Chart and figure data
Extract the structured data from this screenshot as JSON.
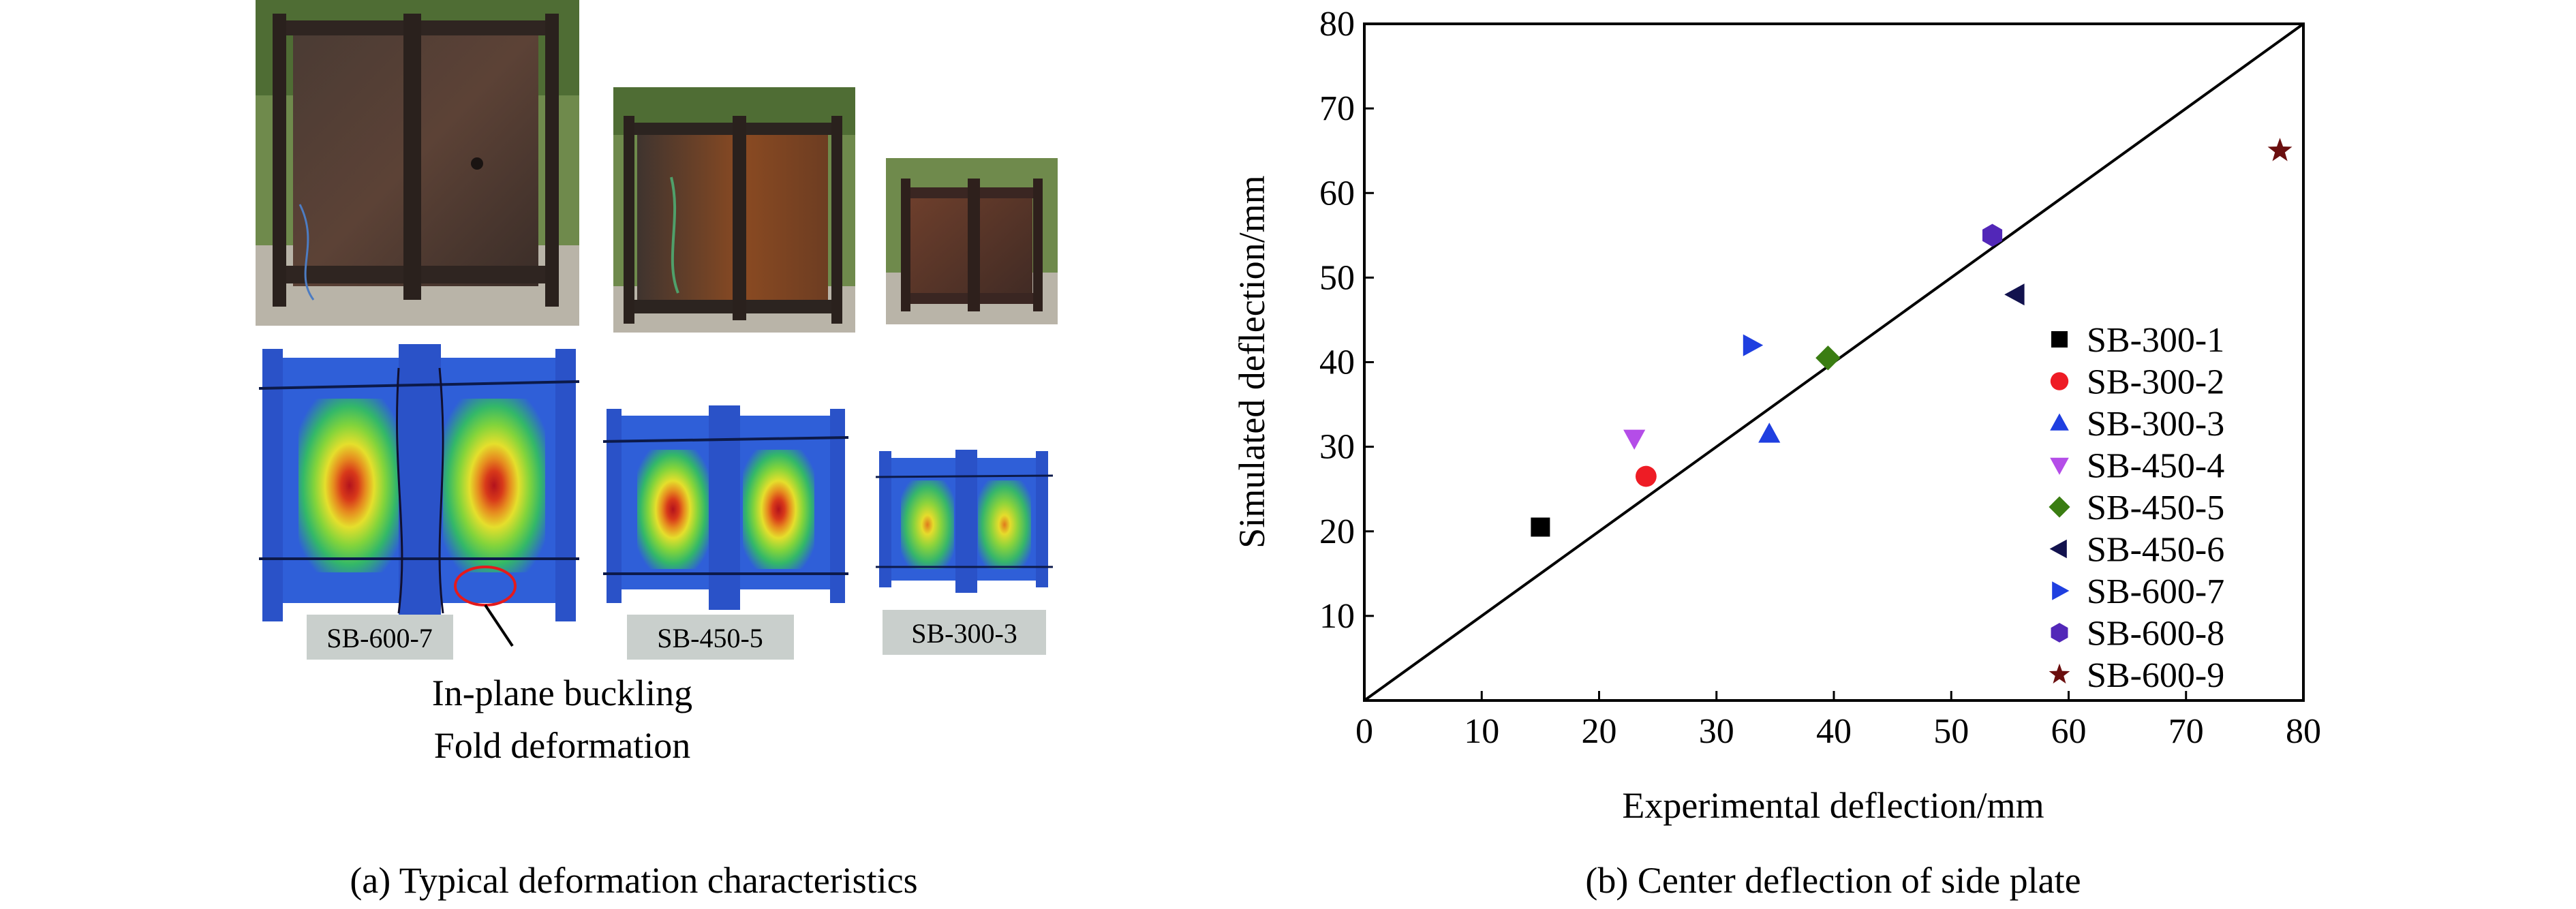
{
  "panel_a": {
    "specimen_labels": [
      "SB-600-7",
      "SB-450-5",
      "SB-300-3"
    ],
    "annotation_line1": "In-plane buckling",
    "annotation_line2": "Fold deformation",
    "caption": "(a) Typical deformation characteristics"
  },
  "panel_b": {
    "caption": "(b) Center deflection of side plate"
  },
  "colors": {
    "fe_blue": "#2a4fd6",
    "fe_green": "#7ed23a",
    "fe_yellow": "#e8e12c",
    "fe_orange": "#e27a1c",
    "fe_red": "#c1121f",
    "label_bg": "#c9cfcc"
  },
  "chart_data": {
    "type": "scatter",
    "xlabel": "Experimental deflection/mm",
    "ylabel": "Simulated deflection/mm",
    "xlim": [
      0,
      80
    ],
    "ylim": [
      0,
      80
    ],
    "x_ticks": [
      0,
      10,
      20,
      30,
      40,
      50,
      60,
      70,
      80
    ],
    "y_ticks": [
      10,
      20,
      30,
      40,
      50,
      60,
      70,
      80
    ],
    "x_tick_labels": [
      "0",
      "10",
      "20",
      "30",
      "40",
      "50",
      "60",
      "70",
      "80"
    ],
    "y_tick_labels": [
      "10",
      "20",
      "30",
      "40",
      "50",
      "60",
      "70",
      "80"
    ],
    "grid": false,
    "reference_line": "y = x",
    "legend_position": "right",
    "series": [
      {
        "name": "SB-300-1",
        "marker": "square",
        "color": "#000000",
        "x": 15.0,
        "y": 20.5
      },
      {
        "name": "SB-300-2",
        "marker": "circle",
        "color": "#ee1c25",
        "x": 24.0,
        "y": 26.5
      },
      {
        "name": "SB-300-3",
        "marker": "triangle-up",
        "color": "#1f3fe0",
        "x": 34.5,
        "y": 31.5
      },
      {
        "name": "SB-450-4",
        "marker": "triangle-down",
        "color": "#b44de8",
        "x": 23.0,
        "y": 31.0
      },
      {
        "name": "SB-450-5",
        "marker": "diamond",
        "color": "#3a7d12",
        "x": 39.5,
        "y": 40.5
      },
      {
        "name": "SB-450-6",
        "marker": "triangle-left",
        "color": "#12124e",
        "x": 55.5,
        "y": 48.0
      },
      {
        "name": "SB-600-7",
        "marker": "triangle-right",
        "color": "#1f3fe0",
        "x": 33.0,
        "y": 42.0
      },
      {
        "name": "SB-600-8",
        "marker": "hexagon",
        "color": "#5227b8",
        "x": 53.5,
        "y": 55.0
      },
      {
        "name": "SB-600-9",
        "marker": "star",
        "color": "#6b0f0f",
        "x": 78.0,
        "y": 65.0
      }
    ]
  }
}
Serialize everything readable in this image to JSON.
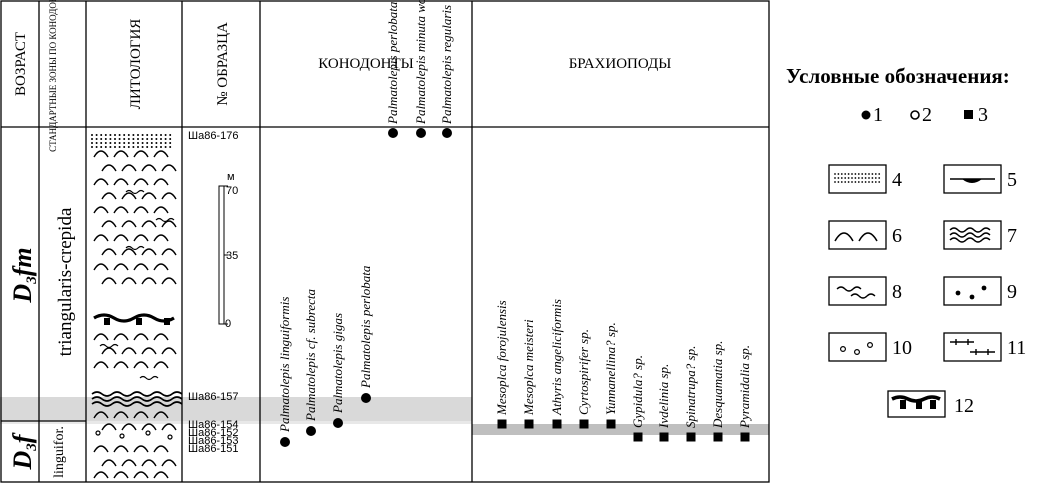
{
  "headers": {
    "age": "ВОЗРАСТ",
    "zones": "СТАНДАРТНЫЕ ЗОНЫ ПО КОНОДОНТАМ",
    "lithology": "ЛИТОЛОГИЯ",
    "sample_no": "№ ОБРАЗЦА",
    "conodonts": "КОНОДОНТЫ",
    "brachiopods": "БРАХИОПОДЫ"
  },
  "stages": {
    "upper": "D3fm",
    "lower": "D3f"
  },
  "zones": {
    "upper": "triangularis-crepida",
    "lower": "linguifor."
  },
  "samples": [
    "Ша86-176",
    "Ша86-157",
    "Ша86-154",
    "Ша86-152",
    "Ша86-153",
    "Ша86-151"
  ],
  "scale": {
    "unit": "м",
    "ticks": [
      "70",
      "35",
      "0"
    ]
  },
  "conodonts": [
    {
      "name": "Palmatolepis linguiformis",
      "symbol": "dot"
    },
    {
      "name": "Palmatolepis cf. subrecta",
      "symbol": "dot"
    },
    {
      "name": "Palmatolepis gigas",
      "symbol": "dot"
    },
    {
      "name": "Palmatolepis perlobata",
      "symbol": "dot"
    },
    {
      "name": "Palmatolepis perlobata cf. shindewolfi",
      "symbol": "dot"
    },
    {
      "name": "Palmatolepis minuta wolskae",
      "symbol": "dot"
    },
    {
      "name": "Palmatolepis regularis",
      "symbol": "dot"
    }
  ],
  "brachiopods": [
    {
      "name": "Mesoplca forojulensis",
      "symbol": "square"
    },
    {
      "name": "Mesoplca meisteri",
      "symbol": "square"
    },
    {
      "name": "Athyris angeliciformis",
      "symbol": "square"
    },
    {
      "name": "Cyrtospirifer sp.",
      "symbol": "square"
    },
    {
      "name": "Yunnanellina? sp.",
      "symbol": "square"
    },
    {
      "name": "Gypidula? sp.",
      "symbol": "square"
    },
    {
      "name": "Ivdelinia sp.",
      "symbol": "square"
    },
    {
      "name": "Spinatrupa? sp.",
      "symbol": "square"
    },
    {
      "name": "Desquamatia sp.",
      "symbol": "square"
    },
    {
      "name": "Pyramidalia sp.",
      "symbol": "square"
    }
  ],
  "legend": {
    "title": "Условные обозначения:",
    "items": [
      "1",
      "2",
      "3",
      "4",
      "5",
      "6",
      "7",
      "8",
      "9",
      "10",
      "11",
      "12"
    ]
  }
}
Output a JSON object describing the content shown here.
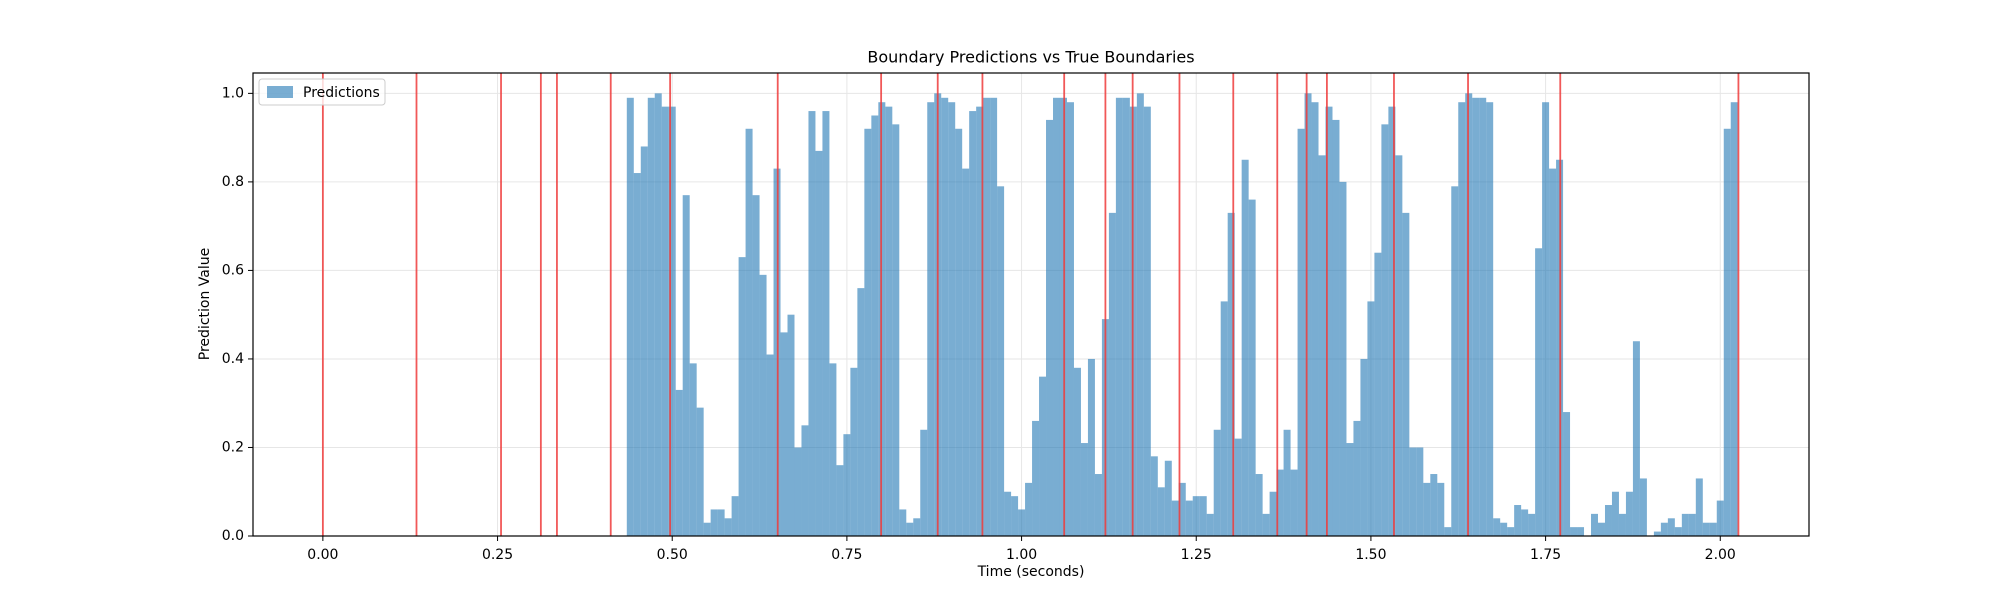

*Aim of the task*
Count the lines above in which the word "this" appears, then state only that count.

*Expected output*
2